Dataset entries:
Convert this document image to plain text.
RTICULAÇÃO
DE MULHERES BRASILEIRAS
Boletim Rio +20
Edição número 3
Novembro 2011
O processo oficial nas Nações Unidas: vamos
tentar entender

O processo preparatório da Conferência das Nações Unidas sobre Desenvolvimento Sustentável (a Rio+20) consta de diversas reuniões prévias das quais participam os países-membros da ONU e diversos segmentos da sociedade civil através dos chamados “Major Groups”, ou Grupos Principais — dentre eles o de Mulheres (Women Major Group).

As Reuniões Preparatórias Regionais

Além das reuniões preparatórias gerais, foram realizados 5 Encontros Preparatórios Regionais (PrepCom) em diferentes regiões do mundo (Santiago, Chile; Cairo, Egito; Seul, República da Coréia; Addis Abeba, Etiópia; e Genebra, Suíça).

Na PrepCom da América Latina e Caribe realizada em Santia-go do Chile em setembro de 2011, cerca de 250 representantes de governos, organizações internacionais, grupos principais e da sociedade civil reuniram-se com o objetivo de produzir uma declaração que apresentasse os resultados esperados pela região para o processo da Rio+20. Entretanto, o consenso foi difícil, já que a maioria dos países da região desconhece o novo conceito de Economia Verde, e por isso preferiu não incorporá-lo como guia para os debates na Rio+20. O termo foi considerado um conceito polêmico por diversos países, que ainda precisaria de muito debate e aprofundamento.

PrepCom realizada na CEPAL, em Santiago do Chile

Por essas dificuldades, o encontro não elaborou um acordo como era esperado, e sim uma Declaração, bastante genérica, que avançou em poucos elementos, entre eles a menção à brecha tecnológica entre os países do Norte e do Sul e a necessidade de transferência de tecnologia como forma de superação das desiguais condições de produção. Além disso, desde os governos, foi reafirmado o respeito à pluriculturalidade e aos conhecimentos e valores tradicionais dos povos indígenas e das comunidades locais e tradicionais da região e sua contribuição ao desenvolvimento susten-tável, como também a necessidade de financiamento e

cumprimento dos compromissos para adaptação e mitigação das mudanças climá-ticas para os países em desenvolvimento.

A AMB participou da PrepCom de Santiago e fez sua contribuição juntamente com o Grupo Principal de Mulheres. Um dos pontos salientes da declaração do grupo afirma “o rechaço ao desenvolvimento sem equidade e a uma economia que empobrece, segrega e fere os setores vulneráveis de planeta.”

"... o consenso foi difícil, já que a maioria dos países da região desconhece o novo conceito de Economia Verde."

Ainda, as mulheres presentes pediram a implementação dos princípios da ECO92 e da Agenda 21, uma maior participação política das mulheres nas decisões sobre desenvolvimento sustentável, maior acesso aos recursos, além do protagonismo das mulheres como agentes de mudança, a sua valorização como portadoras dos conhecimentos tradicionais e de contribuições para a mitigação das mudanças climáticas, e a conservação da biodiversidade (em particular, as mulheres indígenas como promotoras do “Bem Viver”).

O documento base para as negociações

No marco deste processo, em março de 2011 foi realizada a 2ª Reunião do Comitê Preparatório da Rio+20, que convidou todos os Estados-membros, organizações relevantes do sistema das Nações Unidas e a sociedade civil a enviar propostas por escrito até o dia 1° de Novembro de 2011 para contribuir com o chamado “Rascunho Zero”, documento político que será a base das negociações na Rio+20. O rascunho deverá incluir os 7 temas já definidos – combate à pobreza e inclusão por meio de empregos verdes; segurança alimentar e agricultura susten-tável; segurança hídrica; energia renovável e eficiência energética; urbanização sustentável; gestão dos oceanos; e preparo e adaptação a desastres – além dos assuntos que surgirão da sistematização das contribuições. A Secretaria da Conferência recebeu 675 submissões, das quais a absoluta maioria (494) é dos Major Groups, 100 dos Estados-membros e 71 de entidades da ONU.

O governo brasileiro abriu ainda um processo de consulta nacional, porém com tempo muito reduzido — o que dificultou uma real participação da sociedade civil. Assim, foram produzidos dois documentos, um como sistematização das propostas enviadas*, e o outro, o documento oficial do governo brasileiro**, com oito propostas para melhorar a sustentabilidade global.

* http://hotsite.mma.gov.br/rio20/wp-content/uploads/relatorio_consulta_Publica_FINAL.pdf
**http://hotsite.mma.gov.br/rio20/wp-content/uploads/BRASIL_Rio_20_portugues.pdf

▶ Directions for this task:
Take every line that includes the string "Regionais" and copy it.

▶ Correct answer:
As Reuniões Preparatórias Regionais
Além das reuniões preparatórias gerais, foram realizados 5 Encontros Preparatórios Regionais (PrepCom) em diferentes regiões do mundo (Santiago, Chile; Cairo, Egito; Seul, República da Coréia; Addis Abeba, Etiópia; e Genebra, Suíça).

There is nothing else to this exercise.